— Text excerpt —

========

Clinical implications in autophagy-related diseases

The available data suggest that targeting autophagy pathways can be promising due to restoring lipophagy activity, which has been proposed e.g., as a therapeutic strategy for NAFLD treatment [142]. Additionally, several studies indicated that small molecules that enhance lipophagy, such as resveratrol and spermidine, are being explored in clinical trials for their ability to alleviate hepatic lipid accumulation [143,144,145]. Recent pre-clinical studies used ceramide-based therapies based on CerS inhibitors in combination with standard-of-care treatments to induce autophagic cell death in glioblastoma. This approach represents a promising avenue for targeting lipid metabolism pathways in autophagy to enhance cancer therapy [146]. Interestingly, clinical studies show that patients with GBA1 mutations have an increased risk of developing Parkinson’s disease. Therapies aimed at restoring glucocerebrosidase activity, such as ambroxol, are currently in trials to enhance autophagy-lysosomal function and reduce neurodegenerative progression [147]. There was also suggested that enhancing macrophage autophagy to clear lipid droplets has been proposed as a therapeutic strategy to prevent plaque progression [148]. Experimental treatments utilizing rapamycin, which activates autophagy, are under investigation to determine their potential to reduce atherosclerotic plaque burden in patients with cardiovascular disease [149]. The study performed on animal models investigating autophagy-enhancing drugs, such as trehalose, showed that it can restore lipid homeostasis and autophagic flux in neurodegenerative diseases. Thus, such therapies may help to reduce the accumulation of toxic proteins and mitigate cognitive decline [150]. Interestingly, in one study, the authors used metformin, which activates AMPK and autophagy, and it was studied in diabetic patients to improve insulin sensitivity and lipid metabolism. Metformin demonstrated here that restoring autophagic activity in adipocytes was explored as a treatment for metabolic syndrome [151].

Thus, as was described above, targeting autophagic pathways might be effectively implemented in therapeutic procedures for various diseases.

Conclusions

Autophagy represents a complex cellular process that balances between promoting cell survival and facilitating cell death. Its integral role in the pathogenesis of various diseases has been extensively explored, driving forward our understanding of mechanisms underlying conditions that remain challenging to treat. The intricate investigation into the role of lipids in this process explains the profound complexity of autophagy and heralds the potential for groundbreaking advancements in the treatment of diseases and preventive healthcare. Lipids, far from merely serving as structural components, play a proactive role in coordinating autophagic pathways, thereby revealing novel avenues for targeted pharmacological interventions.

The findings highlight the importance of considering the dynamic interplay between different types of lipids and their ratios in modulating autophagy. Particularly, the discovery that specific lipid compositions can either induce or inhibit autophagy adds a critical layer to our comprehension of this cellular mechanism. Such knowledge clarifies our understanding of cell biology and paves the way for developing innovative therapeutic strategies that leverage these lipid-autophagy interactions. Given the significant impact of dietary lipids on the modulation of autophagy, there arises a compelling argument for exploring nutritional approaches alongside pharmaceutical ones in disease management and prevention. Recognizing the significant role lipids play in autophagy underlines the undeniable need for more dedicated research. The field of research focusing on the interaction between lipids and autophagy is broad and filled with opportunities to develop.

========

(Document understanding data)
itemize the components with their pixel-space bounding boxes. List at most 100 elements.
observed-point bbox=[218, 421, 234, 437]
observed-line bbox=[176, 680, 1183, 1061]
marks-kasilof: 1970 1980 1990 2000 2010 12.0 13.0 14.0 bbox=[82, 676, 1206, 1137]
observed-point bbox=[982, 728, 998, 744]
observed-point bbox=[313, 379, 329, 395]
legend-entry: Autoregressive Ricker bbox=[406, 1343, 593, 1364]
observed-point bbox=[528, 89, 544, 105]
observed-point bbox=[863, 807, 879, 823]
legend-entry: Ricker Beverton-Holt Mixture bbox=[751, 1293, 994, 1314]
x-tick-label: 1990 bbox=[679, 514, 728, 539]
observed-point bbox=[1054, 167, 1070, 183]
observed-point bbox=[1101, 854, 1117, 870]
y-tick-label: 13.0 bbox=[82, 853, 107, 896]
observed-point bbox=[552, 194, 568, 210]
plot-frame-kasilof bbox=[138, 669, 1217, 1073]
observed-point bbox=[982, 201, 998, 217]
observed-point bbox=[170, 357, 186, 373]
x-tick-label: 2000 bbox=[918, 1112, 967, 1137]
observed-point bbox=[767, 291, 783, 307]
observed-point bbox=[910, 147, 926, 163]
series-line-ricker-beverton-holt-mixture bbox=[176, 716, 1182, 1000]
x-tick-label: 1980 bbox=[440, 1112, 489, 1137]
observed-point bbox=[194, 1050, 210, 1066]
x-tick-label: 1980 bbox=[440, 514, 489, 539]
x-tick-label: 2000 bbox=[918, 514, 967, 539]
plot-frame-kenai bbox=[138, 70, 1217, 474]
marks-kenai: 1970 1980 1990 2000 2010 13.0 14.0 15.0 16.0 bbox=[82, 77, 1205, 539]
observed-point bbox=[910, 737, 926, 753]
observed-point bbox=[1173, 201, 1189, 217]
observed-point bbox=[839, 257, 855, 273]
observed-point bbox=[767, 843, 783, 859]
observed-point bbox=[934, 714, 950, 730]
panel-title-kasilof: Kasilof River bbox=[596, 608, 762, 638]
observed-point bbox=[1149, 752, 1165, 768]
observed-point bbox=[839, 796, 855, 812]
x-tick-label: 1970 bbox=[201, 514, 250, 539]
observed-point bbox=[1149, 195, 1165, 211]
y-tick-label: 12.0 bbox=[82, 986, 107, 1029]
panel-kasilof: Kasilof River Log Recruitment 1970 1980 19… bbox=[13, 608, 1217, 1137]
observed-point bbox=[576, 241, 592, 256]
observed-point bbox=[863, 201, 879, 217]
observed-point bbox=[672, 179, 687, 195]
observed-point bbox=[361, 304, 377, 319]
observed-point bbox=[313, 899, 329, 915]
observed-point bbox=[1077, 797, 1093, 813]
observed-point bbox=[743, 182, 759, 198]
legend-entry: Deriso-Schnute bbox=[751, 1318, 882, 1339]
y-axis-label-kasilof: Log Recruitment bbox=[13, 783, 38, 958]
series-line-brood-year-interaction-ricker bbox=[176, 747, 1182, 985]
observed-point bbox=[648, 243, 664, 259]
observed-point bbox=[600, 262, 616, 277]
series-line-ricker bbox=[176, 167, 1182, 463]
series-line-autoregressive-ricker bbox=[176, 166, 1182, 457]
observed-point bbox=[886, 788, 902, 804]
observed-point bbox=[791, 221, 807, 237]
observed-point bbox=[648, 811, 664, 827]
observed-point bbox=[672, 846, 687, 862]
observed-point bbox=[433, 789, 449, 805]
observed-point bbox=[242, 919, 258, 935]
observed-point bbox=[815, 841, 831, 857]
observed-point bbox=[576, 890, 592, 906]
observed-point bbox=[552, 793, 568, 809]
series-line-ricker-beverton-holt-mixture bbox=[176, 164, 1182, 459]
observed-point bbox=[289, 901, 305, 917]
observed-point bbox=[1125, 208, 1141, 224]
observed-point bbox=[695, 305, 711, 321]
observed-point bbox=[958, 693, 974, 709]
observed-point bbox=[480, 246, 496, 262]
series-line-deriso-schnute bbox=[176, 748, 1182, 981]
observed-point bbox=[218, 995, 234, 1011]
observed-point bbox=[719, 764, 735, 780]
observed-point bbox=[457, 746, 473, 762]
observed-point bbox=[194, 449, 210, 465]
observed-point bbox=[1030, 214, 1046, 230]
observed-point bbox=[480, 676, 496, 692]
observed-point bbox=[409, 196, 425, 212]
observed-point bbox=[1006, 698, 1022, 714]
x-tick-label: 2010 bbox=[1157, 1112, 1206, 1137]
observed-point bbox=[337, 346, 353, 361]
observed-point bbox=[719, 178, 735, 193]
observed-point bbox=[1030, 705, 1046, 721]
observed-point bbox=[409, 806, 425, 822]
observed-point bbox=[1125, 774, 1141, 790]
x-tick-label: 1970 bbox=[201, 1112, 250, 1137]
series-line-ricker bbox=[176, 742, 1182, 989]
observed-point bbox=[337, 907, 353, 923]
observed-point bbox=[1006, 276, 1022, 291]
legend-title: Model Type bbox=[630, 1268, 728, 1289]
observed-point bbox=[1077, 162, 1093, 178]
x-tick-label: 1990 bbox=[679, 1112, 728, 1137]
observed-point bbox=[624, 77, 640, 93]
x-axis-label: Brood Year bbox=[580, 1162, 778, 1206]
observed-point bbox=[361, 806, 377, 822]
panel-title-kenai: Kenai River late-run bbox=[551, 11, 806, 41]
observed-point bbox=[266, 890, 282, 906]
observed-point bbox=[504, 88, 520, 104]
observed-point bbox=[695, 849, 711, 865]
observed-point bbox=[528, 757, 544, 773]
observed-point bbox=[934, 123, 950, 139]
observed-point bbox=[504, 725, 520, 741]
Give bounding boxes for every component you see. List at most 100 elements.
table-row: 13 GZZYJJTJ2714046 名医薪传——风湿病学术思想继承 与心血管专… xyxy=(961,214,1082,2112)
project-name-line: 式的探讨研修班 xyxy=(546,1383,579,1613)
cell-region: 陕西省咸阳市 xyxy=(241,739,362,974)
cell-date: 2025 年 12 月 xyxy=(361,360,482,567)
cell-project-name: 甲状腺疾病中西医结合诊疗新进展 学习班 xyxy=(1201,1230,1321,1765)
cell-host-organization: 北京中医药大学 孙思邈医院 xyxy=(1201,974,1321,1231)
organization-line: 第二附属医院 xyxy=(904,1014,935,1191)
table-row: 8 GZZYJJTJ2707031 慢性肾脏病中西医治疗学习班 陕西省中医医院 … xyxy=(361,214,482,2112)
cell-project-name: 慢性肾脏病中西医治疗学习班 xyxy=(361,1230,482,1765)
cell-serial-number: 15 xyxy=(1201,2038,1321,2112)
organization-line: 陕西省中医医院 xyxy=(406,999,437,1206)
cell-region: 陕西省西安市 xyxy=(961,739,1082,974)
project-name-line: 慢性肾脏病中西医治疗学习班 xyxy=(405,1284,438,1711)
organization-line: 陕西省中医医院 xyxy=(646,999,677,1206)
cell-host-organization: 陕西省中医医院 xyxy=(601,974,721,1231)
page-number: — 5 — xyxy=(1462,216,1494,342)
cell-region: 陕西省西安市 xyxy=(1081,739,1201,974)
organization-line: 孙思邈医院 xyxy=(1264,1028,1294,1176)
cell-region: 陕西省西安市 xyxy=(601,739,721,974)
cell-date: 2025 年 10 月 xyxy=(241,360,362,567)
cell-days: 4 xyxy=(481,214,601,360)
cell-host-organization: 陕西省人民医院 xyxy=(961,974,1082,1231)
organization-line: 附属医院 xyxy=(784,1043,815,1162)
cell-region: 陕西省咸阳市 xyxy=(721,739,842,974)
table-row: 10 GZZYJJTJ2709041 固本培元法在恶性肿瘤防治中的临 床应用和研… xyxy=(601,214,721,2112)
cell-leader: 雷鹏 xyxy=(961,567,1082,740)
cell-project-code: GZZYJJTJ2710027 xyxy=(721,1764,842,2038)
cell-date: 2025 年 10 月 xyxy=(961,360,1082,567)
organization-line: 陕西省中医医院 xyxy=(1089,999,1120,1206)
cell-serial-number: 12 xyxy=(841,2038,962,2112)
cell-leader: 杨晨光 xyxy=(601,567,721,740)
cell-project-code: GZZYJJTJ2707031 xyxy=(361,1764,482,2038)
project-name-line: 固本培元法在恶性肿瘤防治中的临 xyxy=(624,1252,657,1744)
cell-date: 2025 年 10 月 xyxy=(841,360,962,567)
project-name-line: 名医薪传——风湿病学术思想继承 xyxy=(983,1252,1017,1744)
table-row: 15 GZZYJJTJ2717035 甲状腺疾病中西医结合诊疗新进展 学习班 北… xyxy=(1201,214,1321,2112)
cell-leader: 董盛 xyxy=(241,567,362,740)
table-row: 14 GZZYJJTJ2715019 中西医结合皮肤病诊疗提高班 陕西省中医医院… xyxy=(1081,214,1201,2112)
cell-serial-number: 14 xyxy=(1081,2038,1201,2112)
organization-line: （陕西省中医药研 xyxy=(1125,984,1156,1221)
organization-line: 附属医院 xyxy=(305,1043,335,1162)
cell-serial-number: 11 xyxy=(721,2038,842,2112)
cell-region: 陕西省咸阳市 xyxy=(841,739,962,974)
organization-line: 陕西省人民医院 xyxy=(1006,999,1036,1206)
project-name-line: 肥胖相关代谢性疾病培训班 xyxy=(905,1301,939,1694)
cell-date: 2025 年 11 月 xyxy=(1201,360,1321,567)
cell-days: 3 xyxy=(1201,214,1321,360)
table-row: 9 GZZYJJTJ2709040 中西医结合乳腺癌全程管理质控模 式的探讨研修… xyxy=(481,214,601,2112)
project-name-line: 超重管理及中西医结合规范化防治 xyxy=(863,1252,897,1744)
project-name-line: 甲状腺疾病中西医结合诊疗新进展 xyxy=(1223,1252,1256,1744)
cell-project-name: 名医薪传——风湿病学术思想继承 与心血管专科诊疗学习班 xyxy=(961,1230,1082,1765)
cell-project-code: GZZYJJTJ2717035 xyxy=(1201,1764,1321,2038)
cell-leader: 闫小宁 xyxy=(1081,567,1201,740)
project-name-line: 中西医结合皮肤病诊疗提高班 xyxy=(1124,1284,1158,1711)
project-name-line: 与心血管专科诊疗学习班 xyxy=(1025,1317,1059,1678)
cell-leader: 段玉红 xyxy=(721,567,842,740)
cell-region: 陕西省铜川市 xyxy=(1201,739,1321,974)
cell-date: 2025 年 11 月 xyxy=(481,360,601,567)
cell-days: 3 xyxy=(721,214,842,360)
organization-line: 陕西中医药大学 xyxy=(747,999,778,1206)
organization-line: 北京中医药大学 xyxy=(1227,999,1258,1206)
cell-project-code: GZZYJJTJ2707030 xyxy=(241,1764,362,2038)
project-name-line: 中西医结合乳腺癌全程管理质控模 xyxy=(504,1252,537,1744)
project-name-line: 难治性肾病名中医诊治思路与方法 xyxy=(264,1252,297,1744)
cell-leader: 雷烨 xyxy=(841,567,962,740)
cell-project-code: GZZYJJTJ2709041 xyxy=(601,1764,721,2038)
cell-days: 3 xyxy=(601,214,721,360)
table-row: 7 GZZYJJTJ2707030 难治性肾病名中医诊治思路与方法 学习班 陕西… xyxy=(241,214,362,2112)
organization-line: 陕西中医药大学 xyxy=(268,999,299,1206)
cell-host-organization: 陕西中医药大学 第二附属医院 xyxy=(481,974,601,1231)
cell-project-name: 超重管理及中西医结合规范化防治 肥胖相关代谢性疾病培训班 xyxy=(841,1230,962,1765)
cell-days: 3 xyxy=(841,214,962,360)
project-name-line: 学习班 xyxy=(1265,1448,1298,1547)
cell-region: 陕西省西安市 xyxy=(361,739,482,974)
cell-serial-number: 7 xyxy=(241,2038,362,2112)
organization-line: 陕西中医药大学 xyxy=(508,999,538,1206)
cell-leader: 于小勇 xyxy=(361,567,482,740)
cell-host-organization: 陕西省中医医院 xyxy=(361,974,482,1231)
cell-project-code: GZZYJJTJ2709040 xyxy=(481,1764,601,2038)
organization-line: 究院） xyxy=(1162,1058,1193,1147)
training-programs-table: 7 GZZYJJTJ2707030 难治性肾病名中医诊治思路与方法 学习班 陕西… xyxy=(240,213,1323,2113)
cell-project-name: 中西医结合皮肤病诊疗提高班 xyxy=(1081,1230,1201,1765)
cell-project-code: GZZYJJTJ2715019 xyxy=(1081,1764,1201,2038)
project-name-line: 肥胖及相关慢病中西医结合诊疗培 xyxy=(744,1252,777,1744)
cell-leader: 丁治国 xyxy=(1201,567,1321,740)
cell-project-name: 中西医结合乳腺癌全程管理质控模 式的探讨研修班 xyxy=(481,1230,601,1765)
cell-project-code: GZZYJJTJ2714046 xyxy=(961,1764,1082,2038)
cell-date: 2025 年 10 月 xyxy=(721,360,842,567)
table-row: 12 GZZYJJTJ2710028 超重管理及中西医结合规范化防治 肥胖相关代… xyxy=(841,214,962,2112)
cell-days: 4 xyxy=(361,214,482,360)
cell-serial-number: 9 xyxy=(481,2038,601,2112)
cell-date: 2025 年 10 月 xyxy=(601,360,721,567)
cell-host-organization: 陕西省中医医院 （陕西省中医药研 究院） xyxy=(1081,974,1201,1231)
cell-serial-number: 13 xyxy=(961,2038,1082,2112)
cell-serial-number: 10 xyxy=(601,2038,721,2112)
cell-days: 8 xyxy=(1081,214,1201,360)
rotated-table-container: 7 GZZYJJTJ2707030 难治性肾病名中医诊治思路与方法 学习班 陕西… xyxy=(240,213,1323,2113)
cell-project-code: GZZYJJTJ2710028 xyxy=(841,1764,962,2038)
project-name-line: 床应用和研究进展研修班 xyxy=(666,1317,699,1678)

========

— Using the information —
#1 In the autophagy passage, begin at the words "Thus, as was" and stop after "targeted pharmacological interventions.". Write out that span with "therapeutic procedures" changed to "treatment protocols".
#2 Name every drug or compound that the autophagy passage identifies by a specific name.
#3 Decide whether each statement agrees with the autophagy passage. Answer yes or no and quote the words that decide it.
(a) Ambroxol is in trials to enhance autophagy-lysosomal function.
(b) The trehalose study was carried out in human patients.
(c) The conclusions describe lipids as merely structural components.
These records were taken from a different source than the text.

— Replies —
#1
Thus, as was described above, targeting autophagic pathways might be effectively implemented in treatment protocols for various diseases.

Conclusions

Autophagy represents a complex cellular process that balances between promoting cell survival and facilitating cell death. Its integral role in the pathogenesis of various diseases has been extensively explored, driving forward our understanding of mechanisms underlying conditions that remain challenging to treat. The intricate investigation into the role of lipids in this process explains the profound complexity of autophagy and heralds the potential for groundbreaking advancements in the treatment of diseases and preventive healthcare. Lipids, far from merely serving as structural components, play a proactive role in coordinating autophagic pathways, thereby revealing novel avenues for targeted pharmacological interventions.

#2 resveratrol, spermidine, ambroxol, rapamycin, trehalose, metformin

#3
(a) Yes: "Therapies aimed at restoring glucocerebrosidase activity, such as ambroxol, are currently in trials to enhance autophagy-lysosomal function and reduce neurodegenerative progression"
(b) No: "The study performed on animal models investigating autophagy-enhancing drugs, such as trehalose"
(c) No: "Lipids, far from merely serving as structural components, play a proactive role in coordinating autophagic pathways"